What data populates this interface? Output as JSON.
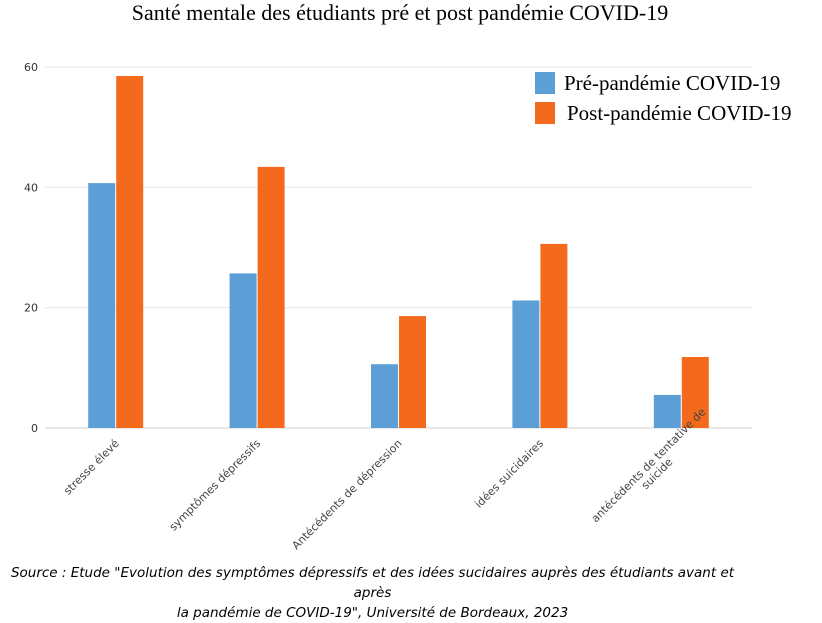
{
  "chart_data": {
    "type": "bar",
    "title": "Santé mentale des étudiants pré et post pandémie COVID-19",
    "categories": [
      [
        "stresse élevé"
      ],
      [
        "symptômes dépressifs"
      ],
      [
        "Antécédents de dépression"
      ],
      [
        "idées suicidaires"
      ],
      [
        "antécédents de tentative de",
        "suicide"
      ]
    ],
    "series": [
      {
        "name": "Pré-pandémie COVID-19",
        "color": "#5b9fd6",
        "values": [
          40.7,
          25.7,
          10.6,
          21.2,
          5.5
        ]
      },
      {
        "name": "Post-pandémie COVID-19",
        "color": "#f36a1d",
        "values": [
          58.5,
          43.4,
          18.6,
          30.6,
          11.8
        ]
      }
    ],
    "ylim": [
      0,
      60
    ],
    "yticks": [
      0,
      20,
      40,
      60
    ],
    "grid": true,
    "legend": "top-right",
    "xlabel": "",
    "ylabel": ""
  },
  "source": {
    "line1": "Source : Etude \"Evolution des symptômes dépressifs et des idées sucidaires auprès des étudiants avant et après",
    "line2": "la pandémie de COVID-19\", Université de Bordeaux, 2023"
  }
}
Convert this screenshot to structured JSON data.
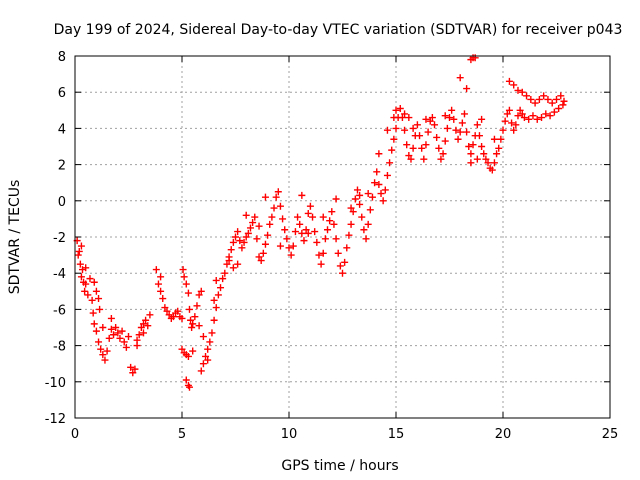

*What is being asked:*
Output every entry word for word, but omit the pictures.

*Solution to the exercise:*
What data populates this interface? Output as JSON.
{
  "chart_data": {
    "type": "bar",
    "title": "Santé mentale des étudiants pré et post pandémie COVID-19",
    "categories": [
      [
        "stresse élevé"
      ],
      [
        "symptômes dépressifs"
      ],
      [
        "Antécédents de dépression"
      ],
      [
        "idées suicidaires"
      ],
      [
        "antécédents de tentative de",
        "suicide"
      ]
    ],
    "series": [
      {
        "name": "Pré-pandémie COVID-19",
        "color": "#5b9fd6",
        "values": [
          40.7,
          25.7,
          10.6,
          21.2,
          5.5
        ]
      },
      {
        "name": "Post-pandémie COVID-19",
        "color": "#f36a1d",
        "values": [
          58.5,
          43.4,
          18.6,
          30.6,
          11.8
        ]
      }
    ],
    "ylim": [
      0,
      60
    ],
    "yticks": [
      0,
      20,
      40,
      60
    ],
    "grid": true,
    "legend": "top-right",
    "xlabel": "",
    "ylabel": ""
  },
  "source": {
    "line1": "Source : Etude \"Evolution des symptômes dépressifs et des idées sucidaires auprès des étudiants avant et après",
    "line2": "la pandémie de COVID-19\", Université de Bordeaux, 2023"
  }
}
Convert this screenshot to structured JSON data.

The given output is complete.